::: MATERIAL

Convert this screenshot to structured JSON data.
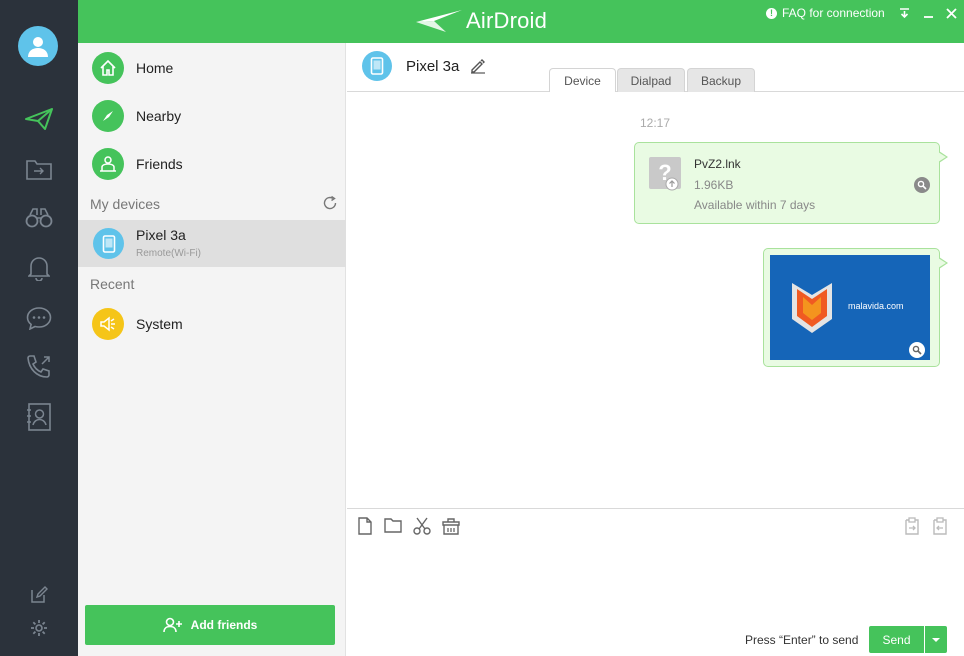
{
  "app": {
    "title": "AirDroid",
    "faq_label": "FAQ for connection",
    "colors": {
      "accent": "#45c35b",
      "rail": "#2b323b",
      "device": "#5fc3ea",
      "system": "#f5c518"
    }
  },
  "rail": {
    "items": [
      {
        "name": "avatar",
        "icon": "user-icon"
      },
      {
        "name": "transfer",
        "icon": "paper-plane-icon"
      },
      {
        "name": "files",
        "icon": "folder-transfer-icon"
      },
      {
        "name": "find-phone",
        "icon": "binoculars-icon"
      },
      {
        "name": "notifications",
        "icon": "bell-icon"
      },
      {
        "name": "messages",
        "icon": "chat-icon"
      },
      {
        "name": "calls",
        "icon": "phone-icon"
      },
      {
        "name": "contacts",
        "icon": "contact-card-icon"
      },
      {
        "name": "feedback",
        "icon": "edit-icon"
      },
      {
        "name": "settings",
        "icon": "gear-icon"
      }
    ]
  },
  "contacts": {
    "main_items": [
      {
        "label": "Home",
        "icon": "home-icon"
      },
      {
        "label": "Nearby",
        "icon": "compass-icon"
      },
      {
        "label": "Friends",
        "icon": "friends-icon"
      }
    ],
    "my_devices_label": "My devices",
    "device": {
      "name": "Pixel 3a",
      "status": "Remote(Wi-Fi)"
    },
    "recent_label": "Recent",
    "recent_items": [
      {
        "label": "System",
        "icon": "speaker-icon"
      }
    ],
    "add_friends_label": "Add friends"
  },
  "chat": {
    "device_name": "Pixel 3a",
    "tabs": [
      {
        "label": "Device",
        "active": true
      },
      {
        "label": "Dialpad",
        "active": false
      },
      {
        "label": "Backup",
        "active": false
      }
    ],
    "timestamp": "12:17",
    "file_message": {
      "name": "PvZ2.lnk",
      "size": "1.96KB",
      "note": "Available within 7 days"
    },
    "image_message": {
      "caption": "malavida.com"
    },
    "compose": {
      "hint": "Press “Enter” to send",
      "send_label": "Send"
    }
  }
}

::::::
::: MATERIAL

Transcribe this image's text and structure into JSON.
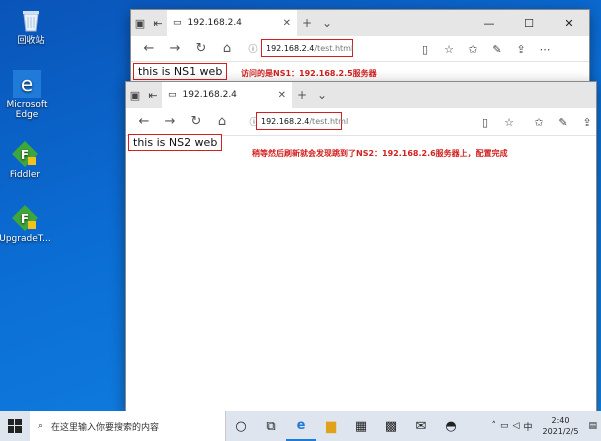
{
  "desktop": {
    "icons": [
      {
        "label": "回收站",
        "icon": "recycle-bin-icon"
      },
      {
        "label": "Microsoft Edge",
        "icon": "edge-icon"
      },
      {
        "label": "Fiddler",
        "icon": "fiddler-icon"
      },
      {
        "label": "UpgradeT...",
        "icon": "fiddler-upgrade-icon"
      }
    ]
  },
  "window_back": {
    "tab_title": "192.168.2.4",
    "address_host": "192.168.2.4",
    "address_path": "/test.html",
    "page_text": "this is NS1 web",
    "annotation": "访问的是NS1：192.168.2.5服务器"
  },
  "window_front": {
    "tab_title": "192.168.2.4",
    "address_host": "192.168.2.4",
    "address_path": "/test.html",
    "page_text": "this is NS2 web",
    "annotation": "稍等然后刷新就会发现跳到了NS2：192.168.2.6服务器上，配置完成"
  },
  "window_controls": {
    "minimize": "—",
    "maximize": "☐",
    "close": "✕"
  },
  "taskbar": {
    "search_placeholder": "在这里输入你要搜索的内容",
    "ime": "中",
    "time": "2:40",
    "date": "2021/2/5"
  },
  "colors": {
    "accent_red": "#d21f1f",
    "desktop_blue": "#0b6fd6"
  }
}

::::::

- _TASK BRIEF_:
Copy each line above that contains the string "annotation".

- _SOLVED PROBLEM_:
    "annotation": "访问的是NS1：192.168.2.5服务器"
    "annotation": "稍等然后刷新就会发现跳到了NS2：192.168.2.6服务器上，配置完成"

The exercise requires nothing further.